Figure dataset records:

....

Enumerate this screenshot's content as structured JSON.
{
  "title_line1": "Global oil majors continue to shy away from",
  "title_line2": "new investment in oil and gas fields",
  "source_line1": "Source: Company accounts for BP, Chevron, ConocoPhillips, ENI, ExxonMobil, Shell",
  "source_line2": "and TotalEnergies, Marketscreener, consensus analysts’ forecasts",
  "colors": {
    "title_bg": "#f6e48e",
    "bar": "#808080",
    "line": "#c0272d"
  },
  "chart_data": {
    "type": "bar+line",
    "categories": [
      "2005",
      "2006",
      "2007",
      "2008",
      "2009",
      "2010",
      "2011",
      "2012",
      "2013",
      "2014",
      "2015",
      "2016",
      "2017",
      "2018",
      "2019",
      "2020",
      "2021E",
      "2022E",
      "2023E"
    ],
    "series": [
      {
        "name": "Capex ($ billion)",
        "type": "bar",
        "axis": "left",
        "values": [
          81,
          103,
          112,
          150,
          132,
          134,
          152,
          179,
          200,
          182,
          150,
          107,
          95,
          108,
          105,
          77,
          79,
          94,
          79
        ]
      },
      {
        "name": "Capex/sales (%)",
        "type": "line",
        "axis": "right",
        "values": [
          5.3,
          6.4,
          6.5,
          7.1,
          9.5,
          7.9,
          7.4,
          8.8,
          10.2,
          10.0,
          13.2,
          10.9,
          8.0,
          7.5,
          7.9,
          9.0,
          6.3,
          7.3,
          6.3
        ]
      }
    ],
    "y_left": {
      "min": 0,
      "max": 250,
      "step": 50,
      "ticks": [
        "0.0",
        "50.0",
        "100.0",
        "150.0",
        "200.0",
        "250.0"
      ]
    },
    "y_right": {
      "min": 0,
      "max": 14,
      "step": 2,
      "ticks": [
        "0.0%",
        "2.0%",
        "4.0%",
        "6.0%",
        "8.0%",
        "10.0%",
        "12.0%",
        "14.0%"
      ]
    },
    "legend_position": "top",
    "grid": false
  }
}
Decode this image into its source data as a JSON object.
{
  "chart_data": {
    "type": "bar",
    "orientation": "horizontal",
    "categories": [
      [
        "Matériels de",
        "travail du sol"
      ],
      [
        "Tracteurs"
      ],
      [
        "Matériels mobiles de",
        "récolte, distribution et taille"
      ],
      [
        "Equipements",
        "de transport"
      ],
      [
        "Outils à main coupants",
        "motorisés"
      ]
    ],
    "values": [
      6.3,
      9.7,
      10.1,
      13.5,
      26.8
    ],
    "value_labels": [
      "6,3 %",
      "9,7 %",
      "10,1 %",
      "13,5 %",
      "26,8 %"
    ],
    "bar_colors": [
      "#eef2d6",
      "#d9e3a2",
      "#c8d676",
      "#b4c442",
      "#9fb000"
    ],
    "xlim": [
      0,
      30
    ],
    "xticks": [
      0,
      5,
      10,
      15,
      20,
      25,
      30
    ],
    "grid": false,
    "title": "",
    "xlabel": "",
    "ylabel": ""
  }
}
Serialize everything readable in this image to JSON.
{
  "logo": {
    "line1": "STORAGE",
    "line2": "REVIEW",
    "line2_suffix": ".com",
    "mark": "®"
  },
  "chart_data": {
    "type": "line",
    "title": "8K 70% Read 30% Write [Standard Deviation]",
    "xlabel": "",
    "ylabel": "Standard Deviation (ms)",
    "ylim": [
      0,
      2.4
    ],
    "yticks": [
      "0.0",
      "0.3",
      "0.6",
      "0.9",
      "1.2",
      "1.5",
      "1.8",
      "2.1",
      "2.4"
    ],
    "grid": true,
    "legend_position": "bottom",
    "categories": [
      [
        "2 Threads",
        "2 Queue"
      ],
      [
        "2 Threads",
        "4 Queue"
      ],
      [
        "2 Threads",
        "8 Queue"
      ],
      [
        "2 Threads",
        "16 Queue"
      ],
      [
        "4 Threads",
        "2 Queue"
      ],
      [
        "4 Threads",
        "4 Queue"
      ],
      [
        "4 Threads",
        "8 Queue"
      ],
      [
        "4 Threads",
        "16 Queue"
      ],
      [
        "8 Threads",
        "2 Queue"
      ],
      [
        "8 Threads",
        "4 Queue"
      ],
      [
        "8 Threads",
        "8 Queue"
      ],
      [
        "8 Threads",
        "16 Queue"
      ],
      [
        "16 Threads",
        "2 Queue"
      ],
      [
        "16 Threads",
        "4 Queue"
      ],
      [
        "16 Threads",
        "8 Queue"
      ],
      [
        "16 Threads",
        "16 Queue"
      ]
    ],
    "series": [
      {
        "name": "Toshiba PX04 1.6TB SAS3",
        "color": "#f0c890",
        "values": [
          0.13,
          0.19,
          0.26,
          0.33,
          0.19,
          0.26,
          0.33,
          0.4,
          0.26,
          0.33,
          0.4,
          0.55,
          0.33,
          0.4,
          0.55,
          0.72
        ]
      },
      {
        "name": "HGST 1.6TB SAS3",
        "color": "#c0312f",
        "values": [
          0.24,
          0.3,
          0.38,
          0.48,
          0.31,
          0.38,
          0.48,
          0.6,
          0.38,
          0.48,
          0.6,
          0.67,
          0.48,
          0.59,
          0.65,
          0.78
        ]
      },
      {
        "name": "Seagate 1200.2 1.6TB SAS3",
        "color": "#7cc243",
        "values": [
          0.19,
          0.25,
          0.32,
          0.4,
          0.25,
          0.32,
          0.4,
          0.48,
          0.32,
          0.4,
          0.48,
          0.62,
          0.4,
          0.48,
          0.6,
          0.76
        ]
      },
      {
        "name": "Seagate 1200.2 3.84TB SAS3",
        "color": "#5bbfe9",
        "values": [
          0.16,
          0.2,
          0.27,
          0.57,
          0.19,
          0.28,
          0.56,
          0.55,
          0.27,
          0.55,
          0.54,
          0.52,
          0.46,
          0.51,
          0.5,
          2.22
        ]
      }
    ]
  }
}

....

YOUR GOAL:
Copy each line above containing the string "Standard".

REPLY TO THE EXERCISE:
    "title": "8K 70% Read 30% Write [Standard Deviation]",
    "ylabel": "Standard Deviation (ms)",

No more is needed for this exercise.